(Records that describe figures)

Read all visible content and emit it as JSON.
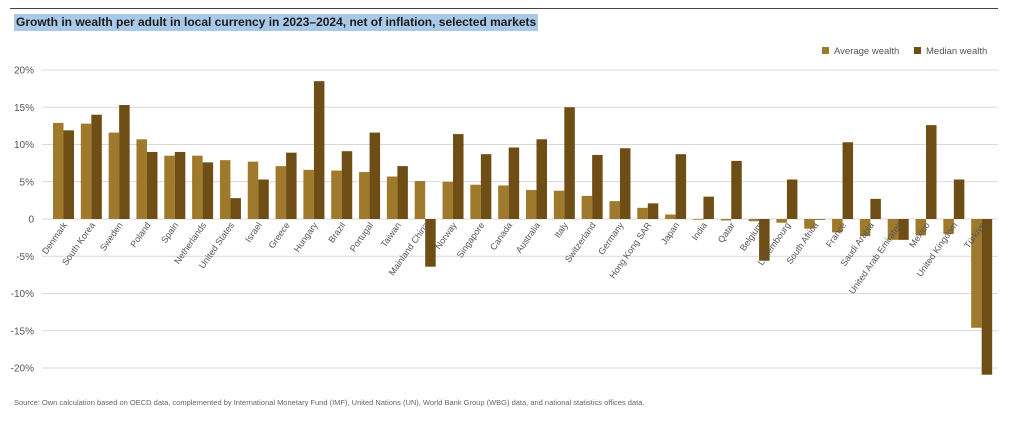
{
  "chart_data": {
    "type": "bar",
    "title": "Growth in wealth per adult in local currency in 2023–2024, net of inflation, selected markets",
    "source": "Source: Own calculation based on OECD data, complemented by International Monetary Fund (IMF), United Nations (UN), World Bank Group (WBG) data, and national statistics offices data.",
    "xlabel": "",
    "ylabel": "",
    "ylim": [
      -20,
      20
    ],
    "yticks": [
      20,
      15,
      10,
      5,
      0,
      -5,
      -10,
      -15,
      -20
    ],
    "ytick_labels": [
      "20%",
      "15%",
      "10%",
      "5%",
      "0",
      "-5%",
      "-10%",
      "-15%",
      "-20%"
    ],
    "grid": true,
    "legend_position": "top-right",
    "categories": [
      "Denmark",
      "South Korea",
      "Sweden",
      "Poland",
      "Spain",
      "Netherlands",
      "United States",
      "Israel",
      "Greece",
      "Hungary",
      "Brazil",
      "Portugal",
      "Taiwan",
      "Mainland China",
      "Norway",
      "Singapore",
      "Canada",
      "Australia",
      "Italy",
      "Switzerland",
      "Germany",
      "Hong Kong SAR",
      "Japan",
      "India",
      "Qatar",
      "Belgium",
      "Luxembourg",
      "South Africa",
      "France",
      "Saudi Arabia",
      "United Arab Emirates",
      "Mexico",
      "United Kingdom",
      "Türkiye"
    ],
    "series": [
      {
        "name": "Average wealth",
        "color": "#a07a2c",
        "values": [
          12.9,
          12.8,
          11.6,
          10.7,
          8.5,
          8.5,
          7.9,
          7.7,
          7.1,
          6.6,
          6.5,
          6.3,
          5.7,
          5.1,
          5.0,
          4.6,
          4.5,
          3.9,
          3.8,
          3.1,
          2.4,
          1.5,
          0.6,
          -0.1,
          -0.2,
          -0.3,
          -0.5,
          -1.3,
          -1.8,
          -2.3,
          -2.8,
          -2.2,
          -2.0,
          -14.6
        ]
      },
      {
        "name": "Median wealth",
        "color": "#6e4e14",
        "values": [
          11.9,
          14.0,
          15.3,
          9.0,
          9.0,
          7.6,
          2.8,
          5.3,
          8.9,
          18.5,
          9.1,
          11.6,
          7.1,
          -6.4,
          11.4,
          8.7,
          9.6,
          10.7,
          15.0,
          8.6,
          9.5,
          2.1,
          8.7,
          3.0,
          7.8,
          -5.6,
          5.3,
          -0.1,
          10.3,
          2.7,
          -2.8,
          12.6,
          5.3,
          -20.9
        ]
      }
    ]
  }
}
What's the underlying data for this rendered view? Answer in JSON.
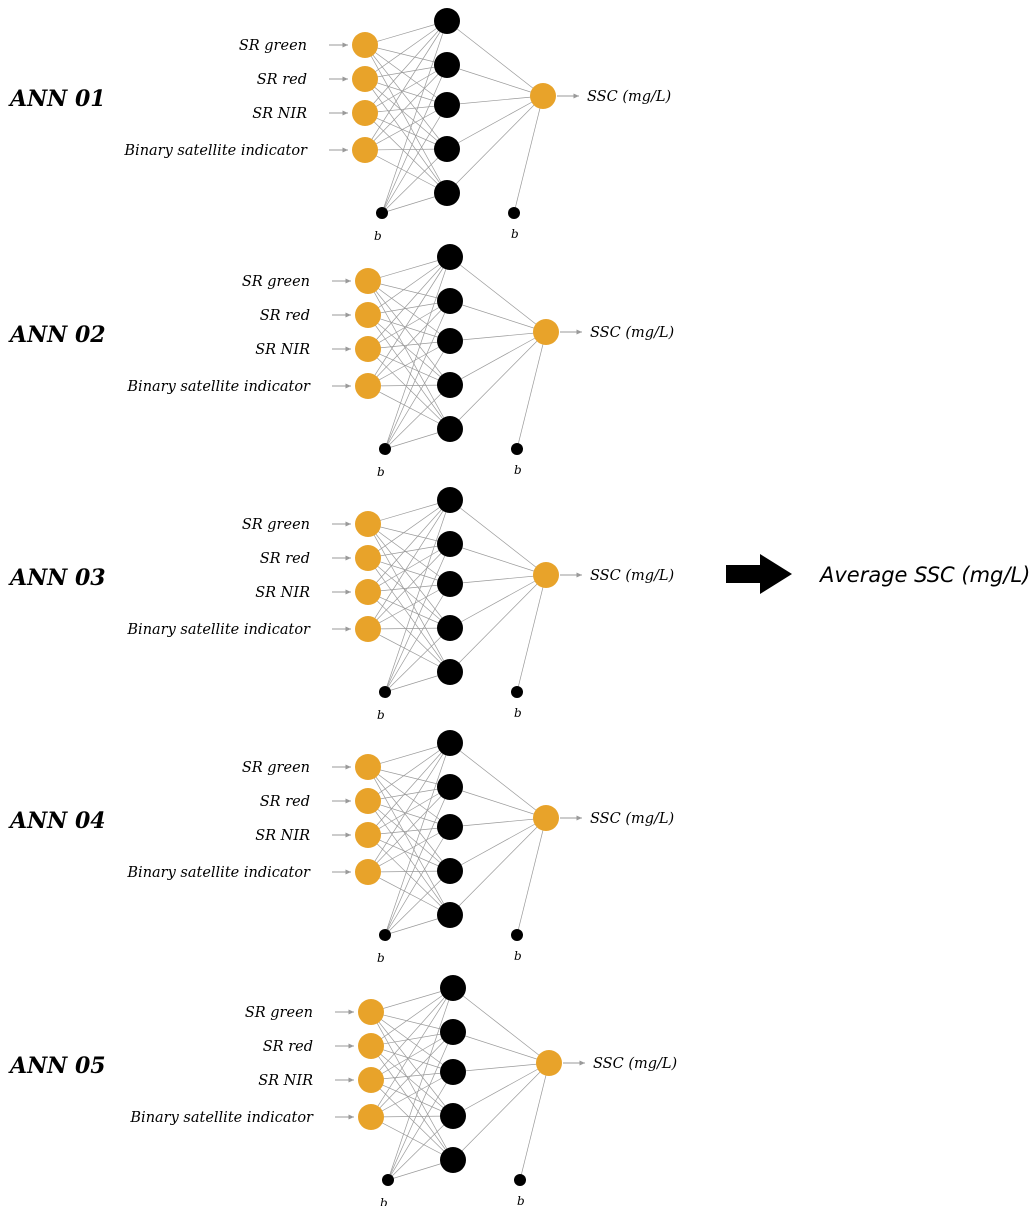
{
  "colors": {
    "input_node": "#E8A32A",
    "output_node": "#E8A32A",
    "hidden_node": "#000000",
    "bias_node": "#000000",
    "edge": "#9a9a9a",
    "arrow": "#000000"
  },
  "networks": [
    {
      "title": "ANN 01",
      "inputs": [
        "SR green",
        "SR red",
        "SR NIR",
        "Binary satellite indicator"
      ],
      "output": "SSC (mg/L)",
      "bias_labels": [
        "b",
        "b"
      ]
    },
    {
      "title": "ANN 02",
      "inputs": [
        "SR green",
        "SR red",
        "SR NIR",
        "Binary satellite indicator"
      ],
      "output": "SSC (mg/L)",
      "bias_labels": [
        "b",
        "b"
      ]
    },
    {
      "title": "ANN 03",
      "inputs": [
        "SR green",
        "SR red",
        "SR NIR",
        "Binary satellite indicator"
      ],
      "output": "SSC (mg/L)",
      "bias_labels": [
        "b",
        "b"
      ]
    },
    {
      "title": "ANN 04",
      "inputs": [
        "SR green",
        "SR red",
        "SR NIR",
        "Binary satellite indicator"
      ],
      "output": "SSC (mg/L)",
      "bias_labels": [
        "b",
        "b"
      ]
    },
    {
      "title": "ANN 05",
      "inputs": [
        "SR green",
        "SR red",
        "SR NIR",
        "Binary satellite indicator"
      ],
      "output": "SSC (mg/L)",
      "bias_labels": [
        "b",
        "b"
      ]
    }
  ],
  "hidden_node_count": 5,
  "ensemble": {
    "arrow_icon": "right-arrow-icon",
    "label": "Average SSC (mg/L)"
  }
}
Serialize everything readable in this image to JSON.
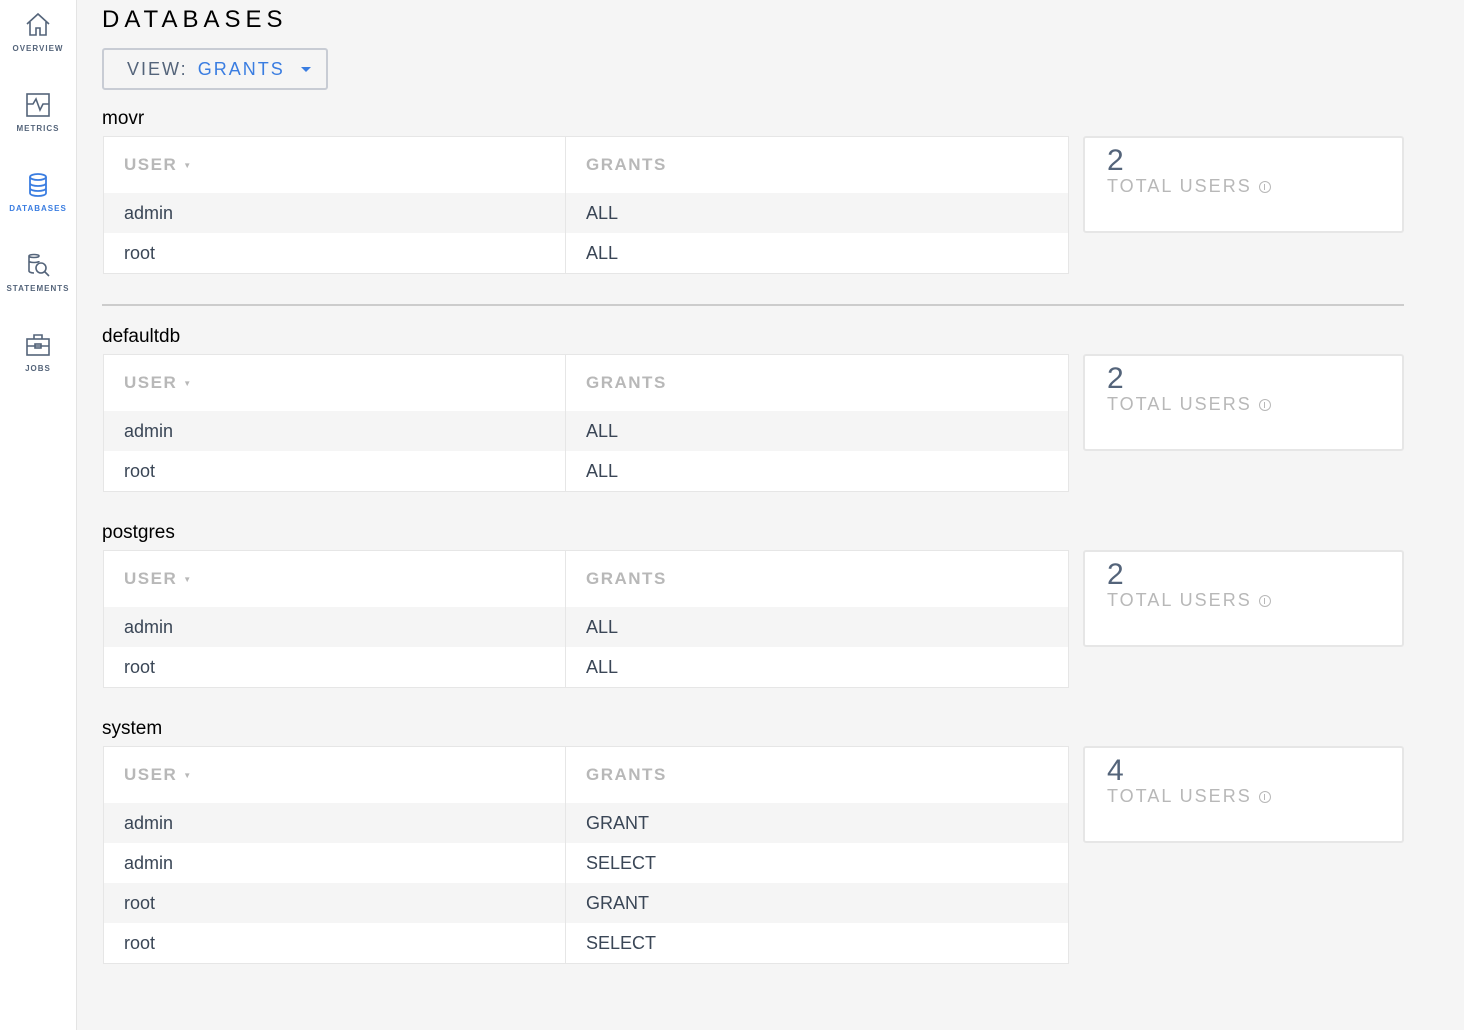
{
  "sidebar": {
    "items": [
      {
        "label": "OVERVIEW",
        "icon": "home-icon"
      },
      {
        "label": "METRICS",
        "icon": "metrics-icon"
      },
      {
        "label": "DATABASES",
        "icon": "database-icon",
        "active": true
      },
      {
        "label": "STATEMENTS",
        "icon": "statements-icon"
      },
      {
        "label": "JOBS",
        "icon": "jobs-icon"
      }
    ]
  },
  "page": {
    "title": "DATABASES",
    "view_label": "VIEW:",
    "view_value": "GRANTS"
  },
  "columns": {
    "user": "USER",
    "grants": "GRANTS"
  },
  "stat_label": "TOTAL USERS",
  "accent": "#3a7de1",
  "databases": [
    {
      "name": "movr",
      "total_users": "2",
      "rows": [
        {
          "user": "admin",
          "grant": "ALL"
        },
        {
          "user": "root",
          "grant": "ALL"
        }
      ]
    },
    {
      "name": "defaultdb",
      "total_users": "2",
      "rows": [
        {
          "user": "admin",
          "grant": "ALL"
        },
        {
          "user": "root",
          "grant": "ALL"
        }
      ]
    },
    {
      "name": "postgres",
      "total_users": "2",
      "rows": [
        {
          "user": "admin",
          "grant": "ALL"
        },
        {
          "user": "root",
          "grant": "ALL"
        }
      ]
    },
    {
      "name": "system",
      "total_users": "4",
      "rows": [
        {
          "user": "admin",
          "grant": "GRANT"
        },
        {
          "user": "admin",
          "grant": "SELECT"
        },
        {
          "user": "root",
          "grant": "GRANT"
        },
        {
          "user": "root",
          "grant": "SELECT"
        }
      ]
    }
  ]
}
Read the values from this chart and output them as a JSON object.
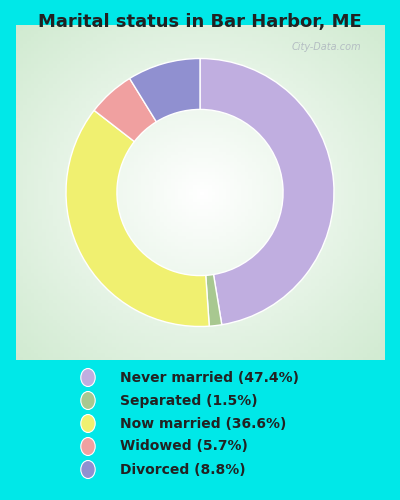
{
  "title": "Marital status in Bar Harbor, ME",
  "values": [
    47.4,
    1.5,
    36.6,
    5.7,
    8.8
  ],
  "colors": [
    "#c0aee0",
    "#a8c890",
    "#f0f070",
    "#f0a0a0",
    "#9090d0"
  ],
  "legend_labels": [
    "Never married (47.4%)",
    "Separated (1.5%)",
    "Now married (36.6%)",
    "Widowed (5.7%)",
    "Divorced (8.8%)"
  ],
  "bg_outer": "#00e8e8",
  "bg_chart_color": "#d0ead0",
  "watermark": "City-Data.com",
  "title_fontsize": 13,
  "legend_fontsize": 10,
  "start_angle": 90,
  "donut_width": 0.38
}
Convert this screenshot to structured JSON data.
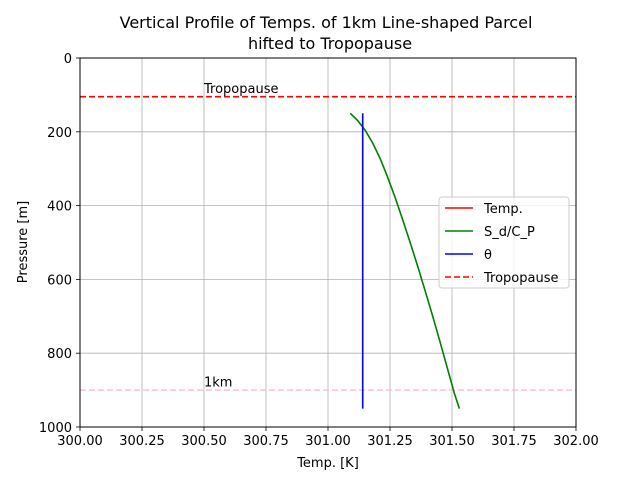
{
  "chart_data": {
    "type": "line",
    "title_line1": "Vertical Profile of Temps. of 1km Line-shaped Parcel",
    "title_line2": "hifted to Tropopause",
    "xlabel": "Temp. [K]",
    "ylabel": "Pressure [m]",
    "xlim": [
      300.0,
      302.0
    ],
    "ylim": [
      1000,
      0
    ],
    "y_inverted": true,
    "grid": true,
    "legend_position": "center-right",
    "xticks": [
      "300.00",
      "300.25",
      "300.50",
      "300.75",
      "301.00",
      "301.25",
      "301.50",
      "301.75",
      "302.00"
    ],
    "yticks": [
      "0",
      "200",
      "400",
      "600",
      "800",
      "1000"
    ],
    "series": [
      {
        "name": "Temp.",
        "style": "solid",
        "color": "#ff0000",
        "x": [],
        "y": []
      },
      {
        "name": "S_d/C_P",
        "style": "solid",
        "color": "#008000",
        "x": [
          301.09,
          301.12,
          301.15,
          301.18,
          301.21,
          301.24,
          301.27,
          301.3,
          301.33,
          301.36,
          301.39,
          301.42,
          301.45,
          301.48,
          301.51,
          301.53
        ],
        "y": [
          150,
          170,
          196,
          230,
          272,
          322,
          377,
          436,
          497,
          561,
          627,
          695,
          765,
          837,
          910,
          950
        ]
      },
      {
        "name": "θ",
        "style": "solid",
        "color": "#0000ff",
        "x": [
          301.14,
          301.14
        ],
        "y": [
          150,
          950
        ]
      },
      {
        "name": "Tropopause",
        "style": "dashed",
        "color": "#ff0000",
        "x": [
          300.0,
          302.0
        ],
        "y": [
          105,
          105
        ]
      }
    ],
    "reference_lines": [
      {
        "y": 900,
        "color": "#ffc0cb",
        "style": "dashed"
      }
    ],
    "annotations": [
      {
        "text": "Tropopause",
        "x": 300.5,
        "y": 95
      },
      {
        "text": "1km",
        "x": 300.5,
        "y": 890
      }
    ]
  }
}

- [Given problem] Locate and copy each line in the data above that includes the word "Tropopause".

- [Completed exercise]
    "title_line2": "hifted to Tropopause",
        "name": "Tropopause",
        "text": "Tropopause",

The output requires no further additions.